### Required task
For the records below, give the count of lines holding the word "handle" and nothing more.

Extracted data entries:
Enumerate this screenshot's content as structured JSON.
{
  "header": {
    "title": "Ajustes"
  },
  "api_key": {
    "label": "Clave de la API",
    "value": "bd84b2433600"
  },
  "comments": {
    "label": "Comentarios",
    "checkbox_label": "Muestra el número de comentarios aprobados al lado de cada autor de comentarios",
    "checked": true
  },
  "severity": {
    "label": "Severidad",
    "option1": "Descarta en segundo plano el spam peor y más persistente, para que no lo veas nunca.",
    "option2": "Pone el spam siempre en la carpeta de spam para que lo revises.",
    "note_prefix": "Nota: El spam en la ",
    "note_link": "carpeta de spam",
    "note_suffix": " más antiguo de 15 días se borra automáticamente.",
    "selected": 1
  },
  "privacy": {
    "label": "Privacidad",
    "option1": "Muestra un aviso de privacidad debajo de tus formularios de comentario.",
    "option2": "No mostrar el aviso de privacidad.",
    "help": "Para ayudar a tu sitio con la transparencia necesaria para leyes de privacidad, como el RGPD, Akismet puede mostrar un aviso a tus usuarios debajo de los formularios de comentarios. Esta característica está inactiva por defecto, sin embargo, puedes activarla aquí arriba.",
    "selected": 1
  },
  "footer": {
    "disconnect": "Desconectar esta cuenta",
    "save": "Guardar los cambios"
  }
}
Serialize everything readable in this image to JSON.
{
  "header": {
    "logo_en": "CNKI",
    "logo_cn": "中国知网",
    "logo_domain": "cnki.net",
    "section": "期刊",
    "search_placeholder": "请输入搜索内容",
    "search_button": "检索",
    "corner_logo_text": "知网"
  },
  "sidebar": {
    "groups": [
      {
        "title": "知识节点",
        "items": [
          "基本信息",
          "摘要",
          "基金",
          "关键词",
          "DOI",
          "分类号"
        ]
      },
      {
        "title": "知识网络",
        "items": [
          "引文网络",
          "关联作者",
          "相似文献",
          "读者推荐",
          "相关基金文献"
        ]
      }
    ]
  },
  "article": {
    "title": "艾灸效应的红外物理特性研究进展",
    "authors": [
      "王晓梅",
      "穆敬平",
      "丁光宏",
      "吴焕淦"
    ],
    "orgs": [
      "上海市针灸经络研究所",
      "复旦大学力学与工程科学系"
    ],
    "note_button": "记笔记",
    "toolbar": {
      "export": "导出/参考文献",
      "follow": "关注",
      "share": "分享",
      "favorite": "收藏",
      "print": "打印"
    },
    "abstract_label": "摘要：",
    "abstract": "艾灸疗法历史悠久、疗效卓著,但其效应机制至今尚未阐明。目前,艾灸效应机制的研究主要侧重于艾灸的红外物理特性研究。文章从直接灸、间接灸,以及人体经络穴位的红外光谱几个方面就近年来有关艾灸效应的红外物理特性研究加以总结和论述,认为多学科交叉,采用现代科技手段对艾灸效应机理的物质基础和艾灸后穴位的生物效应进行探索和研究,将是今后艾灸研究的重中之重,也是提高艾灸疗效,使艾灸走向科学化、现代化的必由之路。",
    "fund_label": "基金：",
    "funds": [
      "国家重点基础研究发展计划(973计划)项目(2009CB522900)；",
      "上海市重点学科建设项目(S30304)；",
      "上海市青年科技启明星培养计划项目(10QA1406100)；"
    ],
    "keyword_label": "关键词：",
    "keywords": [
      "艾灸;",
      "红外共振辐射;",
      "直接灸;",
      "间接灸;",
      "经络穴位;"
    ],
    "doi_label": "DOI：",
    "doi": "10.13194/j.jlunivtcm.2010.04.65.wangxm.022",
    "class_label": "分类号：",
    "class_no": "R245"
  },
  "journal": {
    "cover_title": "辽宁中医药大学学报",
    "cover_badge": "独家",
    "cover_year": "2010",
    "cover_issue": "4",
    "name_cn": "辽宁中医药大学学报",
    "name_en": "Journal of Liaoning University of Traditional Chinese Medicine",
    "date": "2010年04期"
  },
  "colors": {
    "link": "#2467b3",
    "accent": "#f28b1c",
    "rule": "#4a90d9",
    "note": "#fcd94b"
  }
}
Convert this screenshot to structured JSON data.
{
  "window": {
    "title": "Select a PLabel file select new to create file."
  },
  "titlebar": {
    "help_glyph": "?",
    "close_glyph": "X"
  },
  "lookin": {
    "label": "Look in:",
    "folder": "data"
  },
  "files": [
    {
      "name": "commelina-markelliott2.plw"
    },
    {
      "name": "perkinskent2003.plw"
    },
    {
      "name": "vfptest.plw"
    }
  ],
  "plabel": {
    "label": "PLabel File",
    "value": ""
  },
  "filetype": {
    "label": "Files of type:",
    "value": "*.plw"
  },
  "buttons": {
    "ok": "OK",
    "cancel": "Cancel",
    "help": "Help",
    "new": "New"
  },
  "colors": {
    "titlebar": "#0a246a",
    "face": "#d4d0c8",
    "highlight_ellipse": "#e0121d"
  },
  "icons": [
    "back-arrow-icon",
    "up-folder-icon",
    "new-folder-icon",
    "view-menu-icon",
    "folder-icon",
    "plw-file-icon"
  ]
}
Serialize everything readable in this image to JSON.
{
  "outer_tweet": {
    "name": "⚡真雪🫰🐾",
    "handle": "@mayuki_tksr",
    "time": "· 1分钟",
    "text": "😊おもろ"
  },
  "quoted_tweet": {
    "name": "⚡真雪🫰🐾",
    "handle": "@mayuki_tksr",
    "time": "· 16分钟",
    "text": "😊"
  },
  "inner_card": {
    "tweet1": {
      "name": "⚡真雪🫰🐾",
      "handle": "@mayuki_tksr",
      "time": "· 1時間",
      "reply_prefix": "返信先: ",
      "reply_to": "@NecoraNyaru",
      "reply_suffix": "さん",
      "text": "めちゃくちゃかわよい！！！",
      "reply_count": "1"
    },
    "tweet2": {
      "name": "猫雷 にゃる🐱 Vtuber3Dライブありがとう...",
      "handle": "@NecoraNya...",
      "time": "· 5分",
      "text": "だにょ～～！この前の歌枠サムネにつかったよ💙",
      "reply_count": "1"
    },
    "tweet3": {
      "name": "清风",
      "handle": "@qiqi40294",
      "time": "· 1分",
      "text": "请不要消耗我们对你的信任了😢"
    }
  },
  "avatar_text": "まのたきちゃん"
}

### Full solution
5